**SUPPLIED MATERIAL:**
begin

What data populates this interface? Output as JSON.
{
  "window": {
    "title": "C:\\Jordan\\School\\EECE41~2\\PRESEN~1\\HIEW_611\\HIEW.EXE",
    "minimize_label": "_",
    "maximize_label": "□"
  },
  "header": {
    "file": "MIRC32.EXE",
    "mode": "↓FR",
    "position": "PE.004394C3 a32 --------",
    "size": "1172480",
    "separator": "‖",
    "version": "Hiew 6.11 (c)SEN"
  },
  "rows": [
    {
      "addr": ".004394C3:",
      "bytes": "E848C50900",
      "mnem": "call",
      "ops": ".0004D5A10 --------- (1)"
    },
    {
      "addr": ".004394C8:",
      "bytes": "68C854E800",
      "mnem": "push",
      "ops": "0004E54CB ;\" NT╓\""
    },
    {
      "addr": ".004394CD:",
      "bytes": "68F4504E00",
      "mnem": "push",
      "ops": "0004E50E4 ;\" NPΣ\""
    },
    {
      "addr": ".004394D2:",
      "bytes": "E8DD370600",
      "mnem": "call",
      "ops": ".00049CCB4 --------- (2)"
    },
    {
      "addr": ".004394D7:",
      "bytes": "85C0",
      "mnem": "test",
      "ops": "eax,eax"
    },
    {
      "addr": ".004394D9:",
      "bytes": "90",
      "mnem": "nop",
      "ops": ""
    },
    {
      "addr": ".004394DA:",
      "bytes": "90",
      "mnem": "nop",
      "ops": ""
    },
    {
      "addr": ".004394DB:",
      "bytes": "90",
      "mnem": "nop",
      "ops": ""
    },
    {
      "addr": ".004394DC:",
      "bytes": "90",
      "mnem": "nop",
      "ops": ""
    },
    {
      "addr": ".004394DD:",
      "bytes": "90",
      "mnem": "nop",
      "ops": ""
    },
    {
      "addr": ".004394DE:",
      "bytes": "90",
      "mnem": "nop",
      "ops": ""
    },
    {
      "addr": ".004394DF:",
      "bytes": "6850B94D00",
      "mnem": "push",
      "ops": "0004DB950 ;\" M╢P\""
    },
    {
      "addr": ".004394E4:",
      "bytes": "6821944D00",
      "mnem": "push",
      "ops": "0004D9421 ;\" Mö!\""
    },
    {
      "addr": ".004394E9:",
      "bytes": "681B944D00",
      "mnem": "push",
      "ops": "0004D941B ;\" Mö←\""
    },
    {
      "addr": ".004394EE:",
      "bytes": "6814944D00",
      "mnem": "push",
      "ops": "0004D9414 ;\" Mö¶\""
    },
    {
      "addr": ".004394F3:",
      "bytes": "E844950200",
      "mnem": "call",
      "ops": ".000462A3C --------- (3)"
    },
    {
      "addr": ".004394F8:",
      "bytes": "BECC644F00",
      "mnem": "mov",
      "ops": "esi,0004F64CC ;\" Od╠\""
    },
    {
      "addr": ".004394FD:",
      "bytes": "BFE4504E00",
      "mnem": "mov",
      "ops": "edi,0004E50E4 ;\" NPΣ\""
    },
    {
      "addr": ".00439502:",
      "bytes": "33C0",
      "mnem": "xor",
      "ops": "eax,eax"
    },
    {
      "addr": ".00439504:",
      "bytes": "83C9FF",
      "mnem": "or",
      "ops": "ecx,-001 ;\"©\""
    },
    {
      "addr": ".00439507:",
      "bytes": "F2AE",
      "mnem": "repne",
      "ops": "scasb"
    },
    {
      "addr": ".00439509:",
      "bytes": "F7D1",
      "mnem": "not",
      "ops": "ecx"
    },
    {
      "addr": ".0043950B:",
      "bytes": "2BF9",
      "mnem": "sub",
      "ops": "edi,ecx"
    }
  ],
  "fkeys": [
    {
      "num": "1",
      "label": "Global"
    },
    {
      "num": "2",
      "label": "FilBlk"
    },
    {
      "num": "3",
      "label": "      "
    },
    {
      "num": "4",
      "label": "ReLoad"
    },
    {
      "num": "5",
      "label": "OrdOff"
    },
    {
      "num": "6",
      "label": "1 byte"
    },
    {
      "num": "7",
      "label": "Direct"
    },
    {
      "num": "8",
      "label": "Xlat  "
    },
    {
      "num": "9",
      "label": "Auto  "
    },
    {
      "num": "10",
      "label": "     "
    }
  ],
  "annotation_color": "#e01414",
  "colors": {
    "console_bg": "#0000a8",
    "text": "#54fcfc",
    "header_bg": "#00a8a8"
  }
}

end

**WHAT IS ASKED:**
Output all of the material, please, exactly as it stands.

**REPLY:**
What data populates this interface? Output as JSON.
{
  "window": {
    "title": "C:\\Jordan\\School\\EECE41~2\\PRESEN~1\\HIEW_611\\HIEW.EXE",
    "minimize_label": "_",
    "maximize_label": "□"
  },
  "header": {
    "file": "MIRC32.EXE",
    "mode": "↓FR",
    "position": "PE.004394C3 a32 --------",
    "size": "1172480",
    "separator": "‖",
    "version": "Hiew 6.11 (c)SEN"
  },
  "rows": [
    {
      "addr": ".004394C3:",
      "bytes": "E848C50900",
      "mnem": "call",
      "ops": ".0004D5A10 --------- (1)"
    },
    {
      "addr": ".004394C8:",
      "bytes": "68C854E800",
      "mnem": "push",
      "ops": "0004E54CB ;\" NT╓\""
    },
    {
      "addr": ".004394CD:",
      "bytes": "68F4504E00",
      "mnem": "push",
      "ops": "0004E50E4 ;\" NPΣ\""
    },
    {
      "addr": ".004394D2:",
      "bytes": "E8DD370600",
      "mnem": "call",
      "ops": ".00049CCB4 --------- (2)"
    },
    {
      "addr": ".004394D7:",
      "bytes": "85C0",
      "mnem": "test",
      "ops": "eax,eax"
    },
    {
      "addr": ".004394D9:",
      "bytes": "90",
      "mnem": "nop",
      "ops": ""
    },
    {
      "addr": ".004394DA:",
      "bytes": "90",
      "mnem": "nop",
      "ops": ""
    },
    {
      "addr": ".004394DB:",
      "bytes": "90",
      "mnem": "nop",
      "ops": ""
    },
    {
      "addr": ".004394DC:",
      "bytes": "90",
      "mnem": "nop",
      "ops": ""
    },
    {
      "addr": ".004394DD:",
      "bytes": "90",
      "mnem": "nop",
      "ops": ""
    },
    {
      "addr": ".004394DE:",
      "bytes": "90",
      "mnem": "nop",
      "ops": ""
    },
    {
      "addr": ".004394DF:",
      "bytes": "6850B94D00",
      "mnem": "push",
      "ops": "0004DB950 ;\" M╢P\""
    },
    {
      "addr": ".004394E4:",
      "bytes": "6821944D00",
      "mnem": "push",
      "ops": "0004D9421 ;\" Mö!\""
    },
    {
      "addr": ".004394E9:",
      "bytes": "681B944D00",
      "mnem": "push",
      "ops": "0004D941B ;\" Mö←\""
    },
    {
      "addr": ".004394EE:",
      "bytes": "6814944D00",
      "mnem": "push",
      "ops": "0004D9414 ;\" Mö¶\""
    },
    {
      "addr": ".004394F3:",
      "bytes": "E844950200",
      "mnem": "call",
      "ops": ".000462A3C --------- (3)"
    },
    {
      "addr": ".004394F8:",
      "bytes": "BECC644F00",
      "mnem": "mov",
      "ops": "esi,0004F64CC ;\" Od╠\""
    },
    {
      "addr": ".004394FD:",
      "bytes": "BFE4504E00",
      "mnem": "mov",
      "ops": "edi,0004E50E4 ;\" NPΣ\""
    },
    {
      "addr": ".00439502:",
      "bytes": "33C0",
      "mnem": "xor",
      "ops": "eax,eax"
    },
    {
      "addr": ".00439504:",
      "bytes": "83C9FF",
      "mnem": "or",
      "ops": "ecx,-001 ;\"©\""
    },
    {
      "addr": ".00439507:",
      "bytes": "F2AE",
      "mnem": "repne",
      "ops": "scasb"
    },
    {
      "addr": ".00439509:",
      "bytes": "F7D1",
      "mnem": "not",
      "ops": "ecx"
    },
    {
      "addr": ".0043950B:",
      "bytes": "2BF9",
      "mnem": "sub",
      "ops": "edi,ecx"
    }
  ],
  "fkeys": [
    {
      "num": "1",
      "label": "Global"
    },
    {
      "num": "2",
      "label": "FilBlk"
    },
    {
      "num": "3",
      "label": "      "
    },
    {
      "num": "4",
      "label": "ReLoad"
    },
    {
      "num": "5",
      "label": "OrdOff"
    },
    {
      "num": "6",
      "label": "1 byte"
    },
    {
      "num": "7",
      "label": "Direct"
    },
    {
      "num": "8",
      "label": "Xlat  "
    },
    {
      "num": "9",
      "label": "Auto  "
    },
    {
      "num": "10",
      "label": "     "
    }
  ],
  "annotation_color": "#e01414",
  "colors": {
    "console_bg": "#0000a8",
    "text": "#54fcfc",
    "header_bg": "#00a8a8"
  }
}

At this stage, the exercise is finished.